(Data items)
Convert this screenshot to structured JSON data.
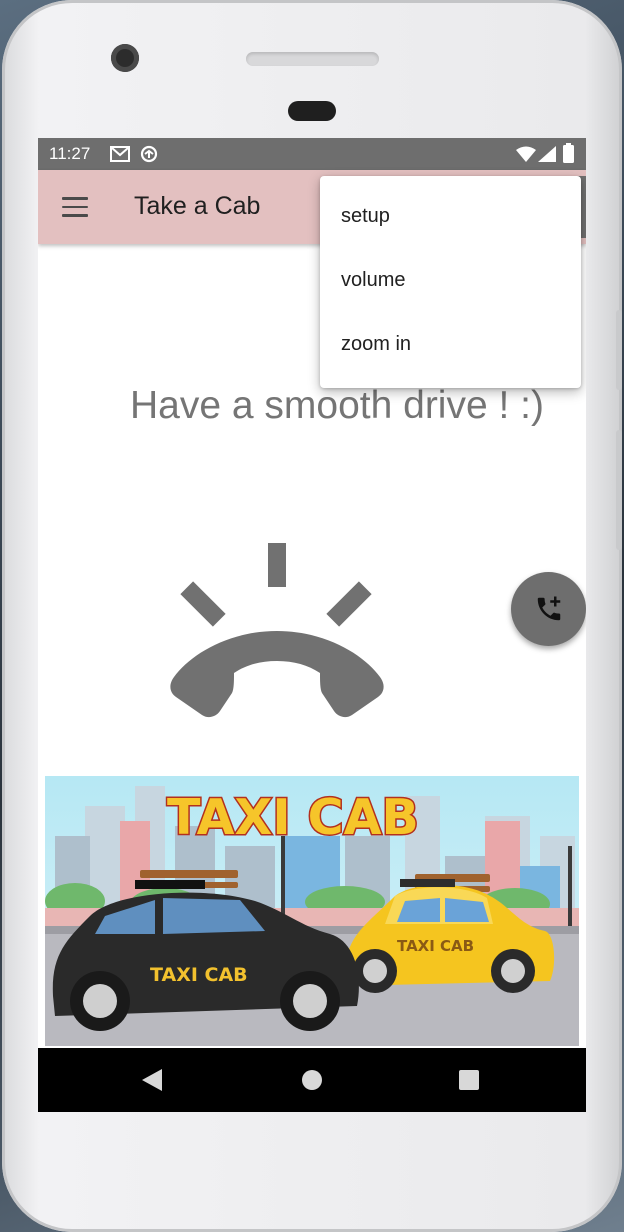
{
  "status_bar": {
    "time": "11:27",
    "left_icons": [
      "gmail-icon",
      "sync-icon"
    ],
    "right_icons": [
      "wifi-icon",
      "signal-icon",
      "battery-icon"
    ]
  },
  "app_bar": {
    "title": "Take a Cab",
    "background_color": "#e3c0c0"
  },
  "overflow_menu": {
    "items": [
      {
        "label": "setup"
      },
      {
        "label": "volume"
      },
      {
        "label": "zoom in"
      }
    ]
  },
  "main": {
    "message": "Have a smooth drive ! :)",
    "illustration_icon": "ringing-phone-icon"
  },
  "fab": {
    "icon": "add-call-icon",
    "color": "#6e6e6e"
  },
  "banner": {
    "heading": "TAXI CAB",
    "car_labels": [
      "TAXI CAB",
      "TAXI CAB"
    ]
  },
  "nav_bar": {
    "buttons": [
      "back-icon",
      "home-icon",
      "recents-icon"
    ]
  }
}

## Short task
Each line of the data should be quoted exactly, with pictures left out.

## Output
Convert this screenshot to structured JSON data.
{
  "status_bar": {
    "time": "11:27",
    "left_icons": [
      "gmail-icon",
      "sync-icon"
    ],
    "right_icons": [
      "wifi-icon",
      "signal-icon",
      "battery-icon"
    ]
  },
  "app_bar": {
    "title": "Take a Cab",
    "background_color": "#e3c0c0"
  },
  "overflow_menu": {
    "items": [
      {
        "label": "setup"
      },
      {
        "label": "volume"
      },
      {
        "label": "zoom in"
      }
    ]
  },
  "main": {
    "message": "Have a smooth drive ! :)",
    "illustration_icon": "ringing-phone-icon"
  },
  "fab": {
    "icon": "add-call-icon",
    "color": "#6e6e6e"
  },
  "banner": {
    "heading": "TAXI CAB",
    "car_labels": [
      "TAXI CAB",
      "TAXI CAB"
    ]
  },
  "nav_bar": {
    "buttons": [
      "back-icon",
      "home-icon",
      "recents-icon"
    ]
  }
}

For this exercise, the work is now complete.